▶ **What is required**
Edit the passage on space situational awareness from the words "Other government agencies" through "mitigating space debris." and write that stretch out with "Space Surveillance Network" changed to "Space Tracking Network".

The Journal of Space Commerce talked with Christine Joseph, a NOAA OSC policy analyst working with the TraCSS team for The Ex Terra Podcast. "What TraCSS is doing and what it's being developed to do is using a combination of government infrastructure on the digital side (and) the software infrastructure for TraCSS to hold a repository of information about these space objects,” Joseph said.
“Having all the cyber security controls and user login and whatnot is government infrastructure but the apps, similar to the apps you have in your smartphone, will actually be procured from this industry who has a lot of developed capabilities out there. TraCSS won't actively track things. The Department of Commerce (doesn't) plan to necessarily own or build our own sensors. We will be getting data on these objects from what the Department of Defense currently has unclassified information.
“We're also going to be buying data from those commercial space situational awareness objects companies. Any space object whether that be an active satellite, any unclassified space object whether that be an active maneuvering satellite, a satellite that's defunct or to the degree that we can or that existing capabilities can reliably track it,” Joseph continued. “We do the safety screenings against those objects. There is a whole host of dangerous debris out there, though, that are lethal but quite difficult to track and it's all moving very, very fast.”
Other government agencies involved in SSA include the Department of Defense (DoD), through U.S. Space Command (USSPACECOM) and the U.S. Space Force, which oversees the Space Surveillance Network (SSN) and manages SSA operations. NASA’s Orbital Debris Program Office focuses on tracking and mitigating space debris.
SSA Challenges
SSA research faces several significant challenges. Ensuring data accuracy and reliability is difficult due to factors like orbital prediction errors and sensor limitations. Tracking small objects, such as small satellites and debris, is challenging due to their size and the increasing number of such objects in space. Data sharing and interoperability issues arise from fragmented data sources and lack of standardized data formats and protocols.
Technological constraints include the limitations of current sensor technologies and the need for advanced processing capabilities to handle vast amounts of data. Space weather and environmental factors, such as solar flares and geomagnetic storms, can affect the performance of sensors and satellites. Regulatory and policy challenges involve international collaboration and the development of legal frameworks for space traffic management and debris mitigation. Resource constraints, including funding and investment, and the need for a skilled workforce, also pose significant challenges.
The space industry has a crucial role to play in addressing the challenges of SSA. Using innovation and collaboration, companies like LeoLabs and ExoAnalytic Solutions are developing cutting-edge radar and optical systems to improve the detection and tracking of space objects. AI and machine learning are being integrated to enhance data processing and predictive analytics. Initiatives like the Space Force’s Unified Data Library (UDL) consolidate data from commercial, government, and international sources, improving data accessibility and interoperability.
Commercial data services offer SSA data and services on a subscription basis, providing real-time tracking and collision avoidance information to satellite operators. Public-private partnerships and regulatory support help shape policies and standards for SSA, ensuring consistent and reliable data across the industry. Continuous research and development efforts by companies lead to the development of new technologies and methodologies for SSA.

▶ **Provided material**
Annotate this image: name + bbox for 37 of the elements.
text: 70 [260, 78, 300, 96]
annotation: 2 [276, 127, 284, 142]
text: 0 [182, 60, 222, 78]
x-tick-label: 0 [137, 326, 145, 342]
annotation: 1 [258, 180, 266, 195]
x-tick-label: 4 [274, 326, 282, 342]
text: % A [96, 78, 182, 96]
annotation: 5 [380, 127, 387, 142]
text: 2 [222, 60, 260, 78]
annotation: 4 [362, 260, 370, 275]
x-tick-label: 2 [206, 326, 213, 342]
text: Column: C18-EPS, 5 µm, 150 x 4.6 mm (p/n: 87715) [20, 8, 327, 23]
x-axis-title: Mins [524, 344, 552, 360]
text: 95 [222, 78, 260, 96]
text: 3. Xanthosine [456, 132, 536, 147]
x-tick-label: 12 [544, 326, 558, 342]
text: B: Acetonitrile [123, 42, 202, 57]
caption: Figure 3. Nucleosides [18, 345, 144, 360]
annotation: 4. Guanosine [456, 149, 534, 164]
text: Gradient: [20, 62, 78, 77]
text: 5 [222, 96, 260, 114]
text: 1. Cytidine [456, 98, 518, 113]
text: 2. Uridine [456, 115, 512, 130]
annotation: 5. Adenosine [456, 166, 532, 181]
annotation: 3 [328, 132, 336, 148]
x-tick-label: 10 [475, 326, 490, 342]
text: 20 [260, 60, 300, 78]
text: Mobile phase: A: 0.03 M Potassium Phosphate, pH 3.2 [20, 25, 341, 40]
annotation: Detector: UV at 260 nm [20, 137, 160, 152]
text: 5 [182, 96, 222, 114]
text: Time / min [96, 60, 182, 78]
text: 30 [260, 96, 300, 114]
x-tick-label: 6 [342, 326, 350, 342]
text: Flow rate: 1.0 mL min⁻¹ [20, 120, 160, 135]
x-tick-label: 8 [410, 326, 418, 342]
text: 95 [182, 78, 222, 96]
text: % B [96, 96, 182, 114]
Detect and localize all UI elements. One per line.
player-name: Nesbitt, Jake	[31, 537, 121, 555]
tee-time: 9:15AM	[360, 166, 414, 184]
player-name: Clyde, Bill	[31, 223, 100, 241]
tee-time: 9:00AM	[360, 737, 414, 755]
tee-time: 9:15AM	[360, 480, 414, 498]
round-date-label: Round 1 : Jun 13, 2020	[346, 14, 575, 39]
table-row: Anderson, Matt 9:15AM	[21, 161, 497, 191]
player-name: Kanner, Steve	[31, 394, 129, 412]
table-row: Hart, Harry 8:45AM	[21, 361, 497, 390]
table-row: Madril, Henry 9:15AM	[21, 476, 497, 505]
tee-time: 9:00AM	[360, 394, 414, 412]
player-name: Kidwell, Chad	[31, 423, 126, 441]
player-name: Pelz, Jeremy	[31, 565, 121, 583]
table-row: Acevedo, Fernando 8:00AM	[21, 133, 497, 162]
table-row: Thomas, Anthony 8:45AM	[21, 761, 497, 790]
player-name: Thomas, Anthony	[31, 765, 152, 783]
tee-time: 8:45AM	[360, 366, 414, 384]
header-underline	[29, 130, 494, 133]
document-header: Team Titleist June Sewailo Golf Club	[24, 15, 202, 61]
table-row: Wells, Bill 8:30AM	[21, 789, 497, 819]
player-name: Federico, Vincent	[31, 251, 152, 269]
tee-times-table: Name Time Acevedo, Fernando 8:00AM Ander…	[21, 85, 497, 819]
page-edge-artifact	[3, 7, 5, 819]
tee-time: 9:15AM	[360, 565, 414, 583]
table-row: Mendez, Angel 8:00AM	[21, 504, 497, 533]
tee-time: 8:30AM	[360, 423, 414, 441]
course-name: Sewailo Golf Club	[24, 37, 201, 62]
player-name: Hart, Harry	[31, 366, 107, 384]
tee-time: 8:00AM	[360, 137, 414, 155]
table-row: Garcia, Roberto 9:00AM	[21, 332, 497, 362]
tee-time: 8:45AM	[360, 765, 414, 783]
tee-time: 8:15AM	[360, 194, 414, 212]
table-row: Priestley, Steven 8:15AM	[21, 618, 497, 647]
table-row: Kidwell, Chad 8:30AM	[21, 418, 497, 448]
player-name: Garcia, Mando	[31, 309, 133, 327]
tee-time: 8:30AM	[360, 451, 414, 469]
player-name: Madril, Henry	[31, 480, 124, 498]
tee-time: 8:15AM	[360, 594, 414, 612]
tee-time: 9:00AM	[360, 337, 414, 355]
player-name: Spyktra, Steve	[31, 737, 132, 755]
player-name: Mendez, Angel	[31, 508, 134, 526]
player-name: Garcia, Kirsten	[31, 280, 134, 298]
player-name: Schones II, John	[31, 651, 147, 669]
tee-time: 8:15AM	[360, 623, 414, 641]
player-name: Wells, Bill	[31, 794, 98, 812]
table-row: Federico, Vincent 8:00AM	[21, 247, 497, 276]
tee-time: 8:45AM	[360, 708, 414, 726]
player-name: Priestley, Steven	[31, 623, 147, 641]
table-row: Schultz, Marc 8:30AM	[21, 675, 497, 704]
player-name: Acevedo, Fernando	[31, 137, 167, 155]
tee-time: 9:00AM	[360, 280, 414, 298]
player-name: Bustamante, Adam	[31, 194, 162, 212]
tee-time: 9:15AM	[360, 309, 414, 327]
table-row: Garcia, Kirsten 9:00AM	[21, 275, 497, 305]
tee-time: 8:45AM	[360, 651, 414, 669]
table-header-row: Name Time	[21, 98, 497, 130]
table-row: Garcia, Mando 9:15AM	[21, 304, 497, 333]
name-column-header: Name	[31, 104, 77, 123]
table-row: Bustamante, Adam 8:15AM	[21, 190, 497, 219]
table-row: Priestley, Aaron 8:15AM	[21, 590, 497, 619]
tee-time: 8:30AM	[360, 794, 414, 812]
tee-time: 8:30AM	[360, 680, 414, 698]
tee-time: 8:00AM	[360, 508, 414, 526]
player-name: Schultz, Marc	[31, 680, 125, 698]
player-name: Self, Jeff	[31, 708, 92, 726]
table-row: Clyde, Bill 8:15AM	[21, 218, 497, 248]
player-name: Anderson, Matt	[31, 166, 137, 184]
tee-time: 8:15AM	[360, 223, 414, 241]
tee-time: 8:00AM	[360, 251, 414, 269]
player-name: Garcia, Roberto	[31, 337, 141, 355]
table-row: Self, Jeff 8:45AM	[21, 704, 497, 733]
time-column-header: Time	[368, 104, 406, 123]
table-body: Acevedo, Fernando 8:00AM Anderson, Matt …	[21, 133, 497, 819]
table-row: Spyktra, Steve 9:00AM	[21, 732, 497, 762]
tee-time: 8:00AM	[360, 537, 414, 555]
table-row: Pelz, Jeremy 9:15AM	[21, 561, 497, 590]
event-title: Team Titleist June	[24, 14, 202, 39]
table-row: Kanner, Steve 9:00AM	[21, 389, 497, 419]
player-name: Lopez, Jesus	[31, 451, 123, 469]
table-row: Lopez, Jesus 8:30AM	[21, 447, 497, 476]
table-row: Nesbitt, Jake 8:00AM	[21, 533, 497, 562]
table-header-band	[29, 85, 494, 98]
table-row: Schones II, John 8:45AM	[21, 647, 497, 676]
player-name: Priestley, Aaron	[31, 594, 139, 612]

▶ **Worked solution**
Other government agencies involved in SSA include the Department of Defense (DoD), through U.S. Space Command (USSPACECOM) and the U.S. Space Force, which oversees the Space Tracking Network (SSN) and manages SSA operations. NASA’s Orbital Debris Program Office focuses on tracking and mitigating space debris.